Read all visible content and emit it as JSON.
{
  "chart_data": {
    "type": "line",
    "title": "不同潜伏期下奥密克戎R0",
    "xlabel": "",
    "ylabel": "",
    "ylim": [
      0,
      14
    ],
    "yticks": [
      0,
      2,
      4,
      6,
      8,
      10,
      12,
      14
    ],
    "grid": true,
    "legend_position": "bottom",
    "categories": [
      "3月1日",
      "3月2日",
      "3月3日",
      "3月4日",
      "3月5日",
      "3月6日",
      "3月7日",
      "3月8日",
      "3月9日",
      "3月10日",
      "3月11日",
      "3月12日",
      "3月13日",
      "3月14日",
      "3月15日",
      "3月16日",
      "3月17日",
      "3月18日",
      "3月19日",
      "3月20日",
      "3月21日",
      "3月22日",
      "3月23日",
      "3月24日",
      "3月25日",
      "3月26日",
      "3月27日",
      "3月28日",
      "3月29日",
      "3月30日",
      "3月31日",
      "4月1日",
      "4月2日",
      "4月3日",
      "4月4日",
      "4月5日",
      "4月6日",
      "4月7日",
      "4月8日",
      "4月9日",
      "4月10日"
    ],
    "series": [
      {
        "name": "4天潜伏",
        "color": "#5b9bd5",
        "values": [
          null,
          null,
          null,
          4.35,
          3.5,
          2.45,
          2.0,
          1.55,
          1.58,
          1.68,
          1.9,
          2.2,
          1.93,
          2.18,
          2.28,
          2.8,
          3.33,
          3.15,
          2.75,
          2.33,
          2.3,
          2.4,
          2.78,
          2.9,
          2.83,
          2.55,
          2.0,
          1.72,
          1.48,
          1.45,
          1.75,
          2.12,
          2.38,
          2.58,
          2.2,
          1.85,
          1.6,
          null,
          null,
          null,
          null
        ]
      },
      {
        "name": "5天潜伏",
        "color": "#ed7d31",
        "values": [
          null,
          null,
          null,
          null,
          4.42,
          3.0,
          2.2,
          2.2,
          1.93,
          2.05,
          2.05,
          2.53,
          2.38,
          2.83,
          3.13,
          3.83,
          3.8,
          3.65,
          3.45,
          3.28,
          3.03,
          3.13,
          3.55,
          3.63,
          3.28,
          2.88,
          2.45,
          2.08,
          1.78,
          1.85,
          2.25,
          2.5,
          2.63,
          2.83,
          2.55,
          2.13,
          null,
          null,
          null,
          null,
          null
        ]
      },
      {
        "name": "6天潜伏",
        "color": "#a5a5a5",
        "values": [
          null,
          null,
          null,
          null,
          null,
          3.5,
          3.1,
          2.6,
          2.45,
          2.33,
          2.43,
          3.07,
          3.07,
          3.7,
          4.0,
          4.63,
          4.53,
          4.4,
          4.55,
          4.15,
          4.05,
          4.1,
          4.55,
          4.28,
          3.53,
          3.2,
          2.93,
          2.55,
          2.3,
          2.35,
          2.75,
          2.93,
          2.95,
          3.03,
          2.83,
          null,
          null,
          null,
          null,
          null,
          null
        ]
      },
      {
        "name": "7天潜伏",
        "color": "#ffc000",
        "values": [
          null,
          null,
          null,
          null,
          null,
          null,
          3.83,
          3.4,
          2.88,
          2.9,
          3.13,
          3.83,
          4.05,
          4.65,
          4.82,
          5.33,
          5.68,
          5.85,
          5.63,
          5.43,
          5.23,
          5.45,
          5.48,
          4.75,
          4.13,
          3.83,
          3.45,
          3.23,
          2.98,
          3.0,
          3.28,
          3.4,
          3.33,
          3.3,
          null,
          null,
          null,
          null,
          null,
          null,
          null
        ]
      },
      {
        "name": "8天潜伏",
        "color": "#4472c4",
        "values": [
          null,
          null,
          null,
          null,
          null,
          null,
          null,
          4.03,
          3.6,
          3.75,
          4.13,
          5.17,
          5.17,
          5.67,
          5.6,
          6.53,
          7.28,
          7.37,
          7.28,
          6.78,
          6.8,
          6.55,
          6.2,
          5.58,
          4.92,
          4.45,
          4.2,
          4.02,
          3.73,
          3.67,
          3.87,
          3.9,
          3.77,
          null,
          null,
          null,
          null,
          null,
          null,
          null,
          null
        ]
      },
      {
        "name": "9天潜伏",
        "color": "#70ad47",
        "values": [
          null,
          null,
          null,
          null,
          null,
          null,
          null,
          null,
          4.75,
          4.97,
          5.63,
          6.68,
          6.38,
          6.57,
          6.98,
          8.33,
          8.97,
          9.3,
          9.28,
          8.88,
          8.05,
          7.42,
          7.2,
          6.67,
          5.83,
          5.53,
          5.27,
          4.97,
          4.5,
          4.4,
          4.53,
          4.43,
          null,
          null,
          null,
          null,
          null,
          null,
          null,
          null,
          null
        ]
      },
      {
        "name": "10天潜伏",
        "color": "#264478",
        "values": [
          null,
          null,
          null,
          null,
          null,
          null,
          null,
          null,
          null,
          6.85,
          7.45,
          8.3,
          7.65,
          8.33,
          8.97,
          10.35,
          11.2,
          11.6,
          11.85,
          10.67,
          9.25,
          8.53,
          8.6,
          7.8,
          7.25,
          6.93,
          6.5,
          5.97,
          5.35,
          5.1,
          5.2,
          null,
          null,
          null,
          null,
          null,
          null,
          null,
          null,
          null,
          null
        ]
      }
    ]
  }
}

++++++++++++++++++++

▶ EXERCISE
Return every entry exactly as given.

▶ OUTPUT FOR THIS TASK
Read all visible content and emit it as JSON.
{
  "chart_data": {
    "type": "line",
    "title": "不同潜伏期下奥密克戎R0",
    "xlabel": "",
    "ylabel": "",
    "ylim": [
      0,
      14
    ],
    "yticks": [
      0,
      2,
      4,
      6,
      8,
      10,
      12,
      14
    ],
    "grid": true,
    "legend_position": "bottom",
    "categories": [
      "3月1日",
      "3月2日",
      "3月3日",
      "3月4日",
      "3月5日",
      "3月6日",
      "3月7日",
      "3月8日",
      "3月9日",
      "3月10日",
      "3月11日",
      "3月12日",
      "3月13日",
      "3月14日",
      "3月15日",
      "3月16日",
      "3月17日",
      "3月18日",
      "3月19日",
      "3月20日",
      "3月21日",
      "3月22日",
      "3月23日",
      "3月24日",
      "3月25日",
      "3月26日",
      "3月27日",
      "3月28日",
      "3月29日",
      "3月30日",
      "3月31日",
      "4月1日",
      "4月2日",
      "4月3日",
      "4月4日",
      "4月5日",
      "4月6日",
      "4月7日",
      "4月8日",
      "4月9日",
      "4月10日"
    ],
    "series": [
      {
        "name": "4天潜伏",
        "color": "#5b9bd5",
        "values": [
          null,
          null,
          null,
          4.35,
          3.5,
          2.45,
          2.0,
          1.55,
          1.58,
          1.68,
          1.9,
          2.2,
          1.93,
          2.18,
          2.28,
          2.8,
          3.33,
          3.15,
          2.75,
          2.33,
          2.3,
          2.4,
          2.78,
          2.9,
          2.83,
          2.55,
          2.0,
          1.72,
          1.48,
          1.45,
          1.75,
          2.12,
          2.38,
          2.58,
          2.2,
          1.85,
          1.6,
          null,
          null,
          null,
          null
        ]
      },
      {
        "name": "5天潜伏",
        "color": "#ed7d31",
        "values": [
          null,
          null,
          null,
          null,
          4.42,
          3.0,
          2.2,
          2.2,
          1.93,
          2.05,
          2.05,
          2.53,
          2.38,
          2.83,
          3.13,
          3.83,
          3.8,
          3.65,
          3.45,
          3.28,
          3.03,
          3.13,
          3.55,
          3.63,
          3.28,
          2.88,
          2.45,
          2.08,
          1.78,
          1.85,
          2.25,
          2.5,
          2.63,
          2.83,
          2.55,
          2.13,
          null,
          null,
          null,
          null,
          null
        ]
      },
      {
        "name": "6天潜伏",
        "color": "#a5a5a5",
        "values": [
          null,
          null,
          null,
          null,
          null,
          3.5,
          3.1,
          2.6,
          2.45,
          2.33,
          2.43,
          3.07,
          3.07,
          3.7,
          4.0,
          4.63,
          4.53,
          4.4,
          4.55,
          4.15,
          4.05,
          4.1,
          4.55,
          4.28,
          3.53,
          3.2,
          2.93,
          2.55,
          2.3,
          2.35,
          2.75,
          2.93,
          2.95,
          3.03,
          2.83,
          null,
          null,
          null,
          null,
          null,
          null
        ]
      },
      {
        "name": "7天潜伏",
        "color": "#ffc000",
        "values": [
          null,
          null,
          null,
          null,
          null,
          null,
          3.83,
          3.4,
          2.88,
          2.9,
          3.13,
          3.83,
          4.05,
          4.65,
          4.82,
          5.33,
          5.68,
          5.85,
          5.63,
          5.43,
          5.23,
          5.45,
          5.48,
          4.75,
          4.13,
          3.83,
          3.45,
          3.23,
          2.98,
          3.0,
          3.28,
          3.4,
          3.33,
          3.3,
          null,
          null,
          null,
          null,
          null,
          null,
          null
        ]
      },
      {
        "name": "8天潜伏",
        "color": "#4472c4",
        "values": [
          null,
          null,
          null,
          null,
          null,
          null,
          null,
          4.03,
          3.6,
          3.75,
          4.13,
          5.17,
          5.17,
          5.67,
          5.6,
          6.53,
          7.28,
          7.37,
          7.28,
          6.78,
          6.8,
          6.55,
          6.2,
          5.58,
          4.92,
          4.45,
          4.2,
          4.02,
          3.73,
          3.67,
          3.87,
          3.9,
          3.77,
          null,
          null,
          null,
          null,
          null,
          null,
          null,
          null
        ]
      },
      {
        "name": "9天潜伏",
        "color": "#70ad47",
        "values": [
          null,
          null,
          null,
          null,
          null,
          null,
          null,
          null,
          4.75,
          4.97,
          5.63,
          6.68,
          6.38,
          6.57,
          6.98,
          8.33,
          8.97,
          9.3,
          9.28,
          8.88,
          8.05,
          7.42,
          7.2,
          6.67,
          5.83,
          5.53,
          5.27,
          4.97,
          4.5,
          4.4,
          4.53,
          4.43,
          null,
          null,
          null,
          null,
          null,
          null,
          null,
          null,
          null
        ]
      },
      {
        "name": "10天潜伏",
        "color": "#264478",
        "values": [
          null,
          null,
          null,
          null,
          null,
          null,
          null,
          null,
          null,
          6.85,
          7.45,
          8.3,
          7.65,
          8.33,
          8.97,
          10.35,
          11.2,
          11.6,
          11.85,
          10.67,
          9.25,
          8.53,
          8.6,
          7.8,
          7.25,
          6.93,
          6.5,
          5.97,
          5.35,
          5.1,
          5.2,
          null,
          null,
          null,
          null,
          null,
          null,
          null,
          null,
          null,
          null
        ]
      }
    ]
  }
}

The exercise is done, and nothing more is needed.